Job: Write out every entry precisely as given, leaving the pictures out.

— Start of Given records —

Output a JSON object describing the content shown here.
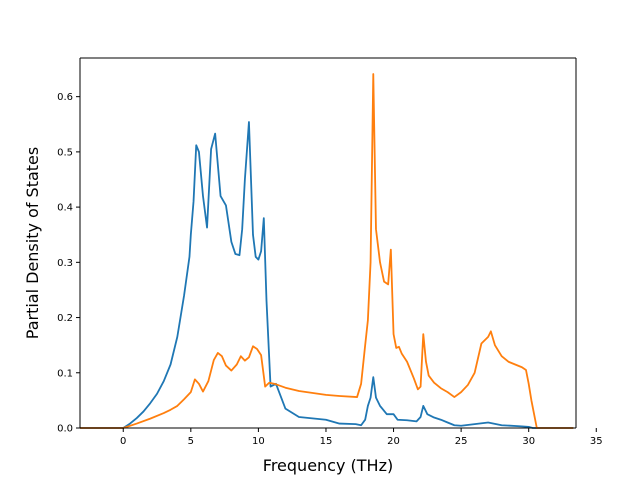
{
  "chart_data": {
    "type": "line",
    "title": "",
    "xlabel": "Frequency (THz)",
    "ylabel": "Partial Density of States",
    "xlim": [
      -3.2,
      33.5
    ],
    "ylim": [
      0.0,
      0.67
    ],
    "xticks": [
      0,
      5,
      10,
      15,
      20,
      25,
      30,
      35
    ],
    "xtick_labels": [
      "0",
      "5",
      "10",
      "15",
      "20",
      "25",
      "30",
      "35"
    ],
    "yticks": [
      0.0,
      0.1,
      0.2,
      0.3,
      0.4,
      0.5,
      0.6
    ],
    "ytick_labels": [
      "0.0",
      "0.1",
      "0.2",
      "0.3",
      "0.4",
      "0.5",
      "0.6"
    ],
    "grid": false,
    "legend": "none",
    "series": [
      {
        "color": "#1f77b4",
        "x": [
          -3.2,
          0,
          0.5,
          1,
          1.5,
          2,
          2.5,
          3,
          3.5,
          4,
          4.5,
          4.9,
          5.0,
          5.2,
          5.4,
          5.6,
          5.9,
          6.2,
          6.5,
          6.8,
          7.2,
          7.6,
          8.0,
          8.3,
          8.6,
          8.8,
          9.0,
          9.3,
          9.6,
          9.8,
          10.0,
          10.2,
          10.4,
          10.6,
          10.9,
          11.3,
          12,
          13,
          15,
          16,
          17.2,
          17.6,
          17.9,
          18.1,
          18.3,
          18.5,
          18.7,
          19.0,
          19.5,
          20.0,
          20.3,
          21.0,
          21.7,
          22.0,
          22.2,
          22.5,
          23.0,
          23.5,
          24.0,
          24.5,
          25.0,
          26.0,
          27.0,
          28.0,
          29.5,
          30.0,
          30.3,
          33.3
        ],
        "y": [
          0.0,
          0.0,
          0.008,
          0.018,
          0.03,
          0.045,
          0.062,
          0.085,
          0.115,
          0.165,
          0.24,
          0.31,
          0.35,
          0.41,
          0.512,
          0.5,
          0.42,
          0.363,
          0.505,
          0.533,
          0.42,
          0.403,
          0.337,
          0.315,
          0.313,
          0.36,
          0.45,
          0.554,
          0.35,
          0.31,
          0.305,
          0.32,
          0.38,
          0.23,
          0.075,
          0.08,
          0.035,
          0.02,
          0.015,
          0.008,
          0.007,
          0.005,
          0.015,
          0.04,
          0.055,
          0.092,
          0.055,
          0.04,
          0.025,
          0.025,
          0.015,
          0.014,
          0.012,
          0.02,
          0.04,
          0.025,
          0.019,
          0.015,
          0.01,
          0.005,
          0.004,
          0.007,
          0.01,
          0.005,
          0.003,
          0.002,
          0.0,
          0.0
        ]
      },
      {
        "color": "#ff7f0e",
        "x": [
          -3.2,
          0,
          1,
          2,
          3,
          3.5,
          4,
          4.5,
          5,
          5.3,
          5.6,
          5.9,
          6.3,
          6.7,
          7.0,
          7.3,
          7.6,
          8.0,
          8.4,
          8.7,
          9.0,
          9.3,
          9.6,
          9.9,
          10.2,
          10.5,
          10.8,
          11.2,
          12,
          13,
          15,
          16,
          17.3,
          17.6,
          17.9,
          18.1,
          18.3,
          18.5,
          18.7,
          19.0,
          19.3,
          19.6,
          19.8,
          20.0,
          20.2,
          20.4,
          20.6,
          21.0,
          21.5,
          21.8,
          22.0,
          22.2,
          22.4,
          22.6,
          23.0,
          23.5,
          24.0,
          24.5,
          25.0,
          25.5,
          26.0,
          26.5,
          27.0,
          27.2,
          27.5,
          28.0,
          28.5,
          29.0,
          29.5,
          29.8,
          30.0,
          30.2,
          30.4,
          30.6,
          33.3
        ],
        "y": [
          0.0,
          0.0,
          0.008,
          0.017,
          0.027,
          0.033,
          0.04,
          0.052,
          0.065,
          0.088,
          0.08,
          0.066,
          0.085,
          0.123,
          0.136,
          0.13,
          0.113,
          0.104,
          0.115,
          0.13,
          0.122,
          0.128,
          0.148,
          0.143,
          0.132,
          0.075,
          0.082,
          0.08,
          0.073,
          0.067,
          0.06,
          0.058,
          0.056,
          0.08,
          0.15,
          0.195,
          0.3,
          0.641,
          0.36,
          0.3,
          0.265,
          0.26,
          0.323,
          0.17,
          0.145,
          0.147,
          0.135,
          0.12,
          0.09,
          0.07,
          0.075,
          0.17,
          0.12,
          0.095,
          0.082,
          0.072,
          0.065,
          0.056,
          0.065,
          0.078,
          0.1,
          0.153,
          0.165,
          0.175,
          0.15,
          0.13,
          0.12,
          0.115,
          0.11,
          0.105,
          0.08,
          0.05,
          0.025,
          0.0,
          0.0
        ]
      }
    ]
  }
}
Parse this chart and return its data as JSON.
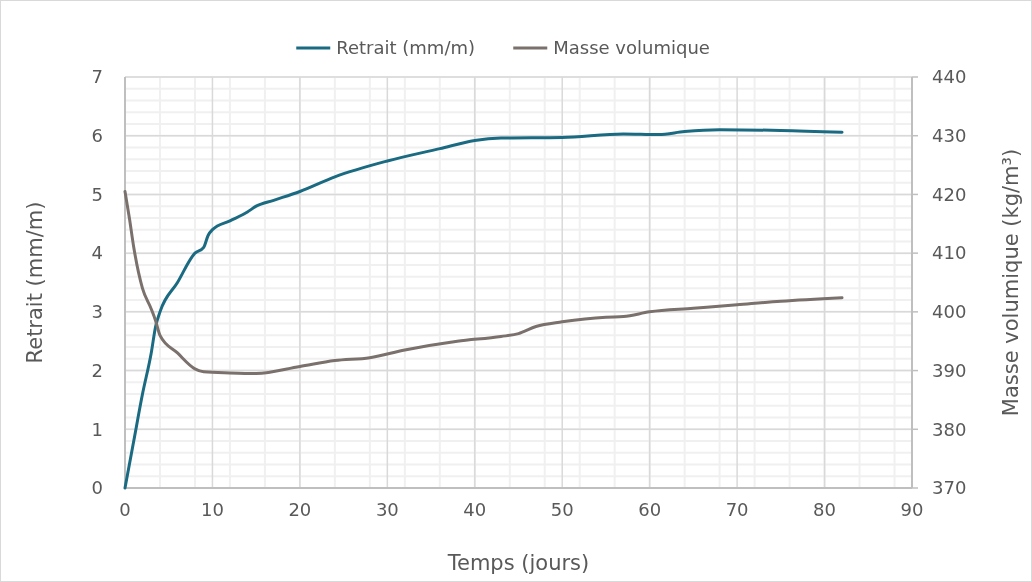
{
  "chart_data": {
    "type": "line",
    "xlabel": "Temps (jours)",
    "ylabel": "Retrait (mm/m)",
    "y2label": "Masse volumique (kg/m³)",
    "xlim": [
      0,
      90
    ],
    "xticks": [
      0,
      10,
      20,
      30,
      40,
      50,
      60,
      70,
      80,
      90
    ],
    "ylim": [
      0,
      7
    ],
    "yticks": [
      0,
      1,
      2,
      3,
      4,
      5,
      6,
      7
    ],
    "y2lim": [
      370,
      440
    ],
    "y2ticks": [
      370,
      380,
      390,
      400,
      410,
      420,
      430,
      440
    ],
    "grid": true,
    "legend": "top",
    "marker": "none",
    "line_style": "solid",
    "series": [
      {
        "name": "Retrait (mm/m)",
        "color": "#1a6a82",
        "x": [
          0,
          1,
          2,
          3,
          3.5,
          4,
          6,
          8,
          9,
          9.5,
          10,
          12,
          14,
          15,
          17,
          20,
          24,
          30,
          36,
          40,
          43,
          50,
          57,
          61,
          64,
          68,
          75,
          82
        ],
        "values": [
          0,
          0.8,
          1.6,
          2.3,
          2.75,
          3.0,
          3.5,
          4.0,
          4.1,
          4.3,
          4.4,
          4.55,
          4.7,
          4.8,
          4.9,
          5.05,
          5.3,
          5.57,
          5.78,
          5.92,
          5.96,
          5.97,
          6.03,
          6.02,
          6.07,
          6.1,
          6.09,
          6.06
        ]
      },
      {
        "name": "Masse volumique",
        "color": "#7a706c",
        "axis": "y2",
        "x": [
          0,
          0.5,
          1,
          2,
          3,
          3.5,
          4,
          6,
          8,
          9,
          12,
          15,
          20,
          24,
          28,
          32,
          38,
          43,
          45,
          47,
          50,
          55,
          57,
          60,
          65,
          70,
          75,
          82
        ],
        "values": [
          420.5,
          416,
          411,
          404,
          400.5,
          398.5,
          396,
          393,
          390.3,
          389.8,
          389.6,
          389.5,
          390.7,
          391.7,
          392.2,
          393.5,
          395,
          395.8,
          396.3,
          397.5,
          398.3,
          399.1,
          399.2,
          400,
          400.6,
          401.2,
          401.8,
          402.4
        ]
      }
    ]
  }
}
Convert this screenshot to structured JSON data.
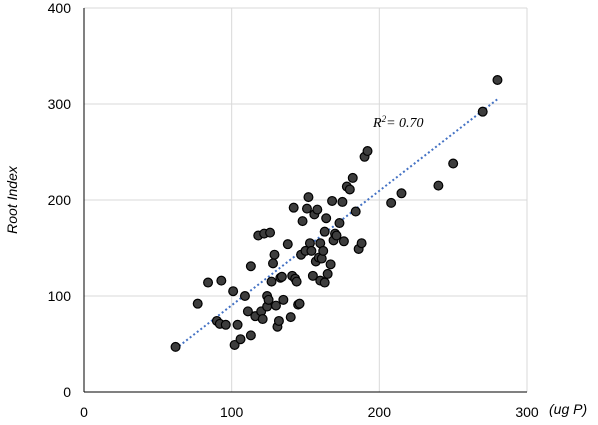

— End of Given records —

Exercise answer:
Output a JSON object describing the content shown here.
{
  "chart_data": {
    "type": "line",
    "title": "",
    "xlabel": "Frequency (THz)",
    "ylabel": "Partial Density of States",
    "xlim": [
      -3.2,
      33.5
    ],
    "ylim": [
      0.0,
      0.67
    ],
    "xticks": [
      0,
      5,
      10,
      15,
      20,
      25,
      30,
      35
    ],
    "xtick_labels": [
      "0",
      "5",
      "10",
      "15",
      "20",
      "25",
      "30",
      "35"
    ],
    "yticks": [
      0.0,
      0.1,
      0.2,
      0.3,
      0.4,
      0.5,
      0.6
    ],
    "ytick_labels": [
      "0.0",
      "0.1",
      "0.2",
      "0.3",
      "0.4",
      "0.5",
      "0.6"
    ],
    "grid": false,
    "legend": "none",
    "series": [
      {
        "color": "#1f77b4",
        "x": [
          -3.2,
          0,
          0.5,
          1,
          1.5,
          2,
          2.5,
          3,
          3.5,
          4,
          4.5,
          4.9,
          5.0,
          5.2,
          5.4,
          5.6,
          5.9,
          6.2,
          6.5,
          6.8,
          7.2,
          7.6,
          8.0,
          8.3,
          8.6,
          8.8,
          9.0,
          9.3,
          9.6,
          9.8,
          10.0,
          10.2,
          10.4,
          10.6,
          10.9,
          11.3,
          12,
          13,
          15,
          16,
          17.2,
          17.6,
          17.9,
          18.1,
          18.3,
          18.5,
          18.7,
          19.0,
          19.5,
          20.0,
          20.3,
          21.0,
          21.7,
          22.0,
          22.2,
          22.5,
          23.0,
          23.5,
          24.0,
          24.5,
          25.0,
          26.0,
          27.0,
          28.0,
          29.5,
          30.0,
          30.3,
          33.3
        ],
        "y": [
          0.0,
          0.0,
          0.008,
          0.018,
          0.03,
          0.045,
          0.062,
          0.085,
          0.115,
          0.165,
          0.24,
          0.31,
          0.35,
          0.41,
          0.512,
          0.5,
          0.42,
          0.363,
          0.505,
          0.533,
          0.42,
          0.403,
          0.337,
          0.315,
          0.313,
          0.36,
          0.45,
          0.554,
          0.35,
          0.31,
          0.305,
          0.32,
          0.38,
          0.23,
          0.075,
          0.08,
          0.035,
          0.02,
          0.015,
          0.008,
          0.007,
          0.005,
          0.015,
          0.04,
          0.055,
          0.092,
          0.055,
          0.04,
          0.025,
          0.025,
          0.015,
          0.014,
          0.012,
          0.02,
          0.04,
          0.025,
          0.019,
          0.015,
          0.01,
          0.005,
          0.004,
          0.007,
          0.01,
          0.005,
          0.003,
          0.002,
          0.0,
          0.0
        ]
      },
      {
        "color": "#ff7f0e",
        "x": [
          -3.2,
          0,
          1,
          2,
          3,
          3.5,
          4,
          4.5,
          5,
          5.3,
          5.6,
          5.9,
          6.3,
          6.7,
          7.0,
          7.3,
          7.6,
          8.0,
          8.4,
          8.7,
          9.0,
          9.3,
          9.6,
          9.9,
          10.2,
          10.5,
          10.8,
          11.2,
          12,
          13,
          15,
          16,
          17.3,
          17.6,
          17.9,
          18.1,
          18.3,
          18.5,
          18.7,
          19.0,
          19.3,
          19.6,
          19.8,
          20.0,
          20.2,
          20.4,
          20.6,
          21.0,
          21.5,
          21.8,
          22.0,
          22.2,
          22.4,
          22.6,
          23.0,
          23.5,
          24.0,
          24.5,
          25.0,
          25.5,
          26.0,
          26.5,
          27.0,
          27.2,
          27.5,
          28.0,
          28.5,
          29.0,
          29.5,
          29.8,
          30.0,
          30.2,
          30.4,
          30.6,
          33.3
        ],
        "y": [
          0.0,
          0.0,
          0.008,
          0.017,
          0.027,
          0.033,
          0.04,
          0.052,
          0.065,
          0.088,
          0.08,
          0.066,
          0.085,
          0.123,
          0.136,
          0.13,
          0.113,
          0.104,
          0.115,
          0.13,
          0.122,
          0.128,
          0.148,
          0.143,
          0.132,
          0.075,
          0.082,
          0.08,
          0.073,
          0.067,
          0.06,
          0.058,
          0.056,
          0.08,
          0.15,
          0.195,
          0.3,
          0.641,
          0.36,
          0.3,
          0.265,
          0.26,
          0.323,
          0.17,
          0.145,
          0.147,
          0.135,
          0.12,
          0.09,
          0.07,
          0.075,
          0.17,
          0.12,
          0.095,
          0.082,
          0.072,
          0.065,
          0.056,
          0.065,
          0.078,
          0.1,
          0.153,
          0.165,
          0.175,
          0.15,
          0.13,
          0.12,
          0.115,
          0.11,
          0.105,
          0.08,
          0.05,
          0.025,
          0.0,
          0.0
        ]
      }
    ]
  }
}
Parse this chart and return its data as JSON.
{
  "chart_data": {
    "type": "line",
    "xlabel": "Temps (jours)",
    "ylabel": "Retrait (mm/m)",
    "y2label": "Masse volumique (kg/m³)",
    "xlim": [
      0,
      90
    ],
    "xticks": [
      0,
      10,
      20,
      30,
      40,
      50,
      60,
      70,
      80,
      90
    ],
    "ylim": [
      0,
      7
    ],
    "yticks": [
      0,
      1,
      2,
      3,
      4,
      5,
      6,
      7
    ],
    "y2lim": [
      370,
      440
    ],
    "y2ticks": [
      370,
      380,
      390,
      400,
      410,
      420,
      430,
      440
    ],
    "grid": true,
    "legend": "top",
    "marker": "none",
    "line_style": "solid",
    "series": [
      {
        "name": "Retrait (mm/m)",
        "color": "#1a6a82",
        "x": [
          0,
          1,
          2,
          3,
          3.5,
          4,
          6,
          8,
          9,
          9.5,
          10,
          12,
          14,
          15,
          17,
          20,
          24,
          30,
          36,
          40,
          43,
          50,
          57,
          61,
          64,
          68,
          75,
          82
        ],
        "values": [
          0,
          0.8,
          1.6,
          2.3,
          2.75,
          3.0,
          3.5,
          4.0,
          4.1,
          4.3,
          4.4,
          4.55,
          4.7,
          4.8,
          4.9,
          5.05,
          5.3,
          5.57,
          5.78,
          5.92,
          5.96,
          5.97,
          6.03,
          6.02,
          6.07,
          6.1,
          6.09,
          6.06
        ]
      },
      {
        "name": "Masse volumique",
        "color": "#7a706c",
        "axis": "y2",
        "x": [
          0,
          0.5,
          1,
          2,
          3,
          3.5,
          4,
          6,
          8,
          9,
          12,
          15,
          20,
          24,
          28,
          32,
          38,
          43,
          45,
          47,
          50,
          55,
          57,
          60,
          65,
          70,
          75,
          82
        ],
        "values": [
          420.5,
          416,
          411,
          404,
          400.5,
          398.5,
          396,
          393,
          390.3,
          389.8,
          389.6,
          389.5,
          390.7,
          391.7,
          392.2,
          393.5,
          395,
          395.8,
          396.3,
          397.5,
          398.3,
          399.1,
          399.2,
          400,
          400.6,
          401.2,
          401.8,
          402.4
        ]
      }
    ]
  }
}
Convert this screenshot to structured JSON data.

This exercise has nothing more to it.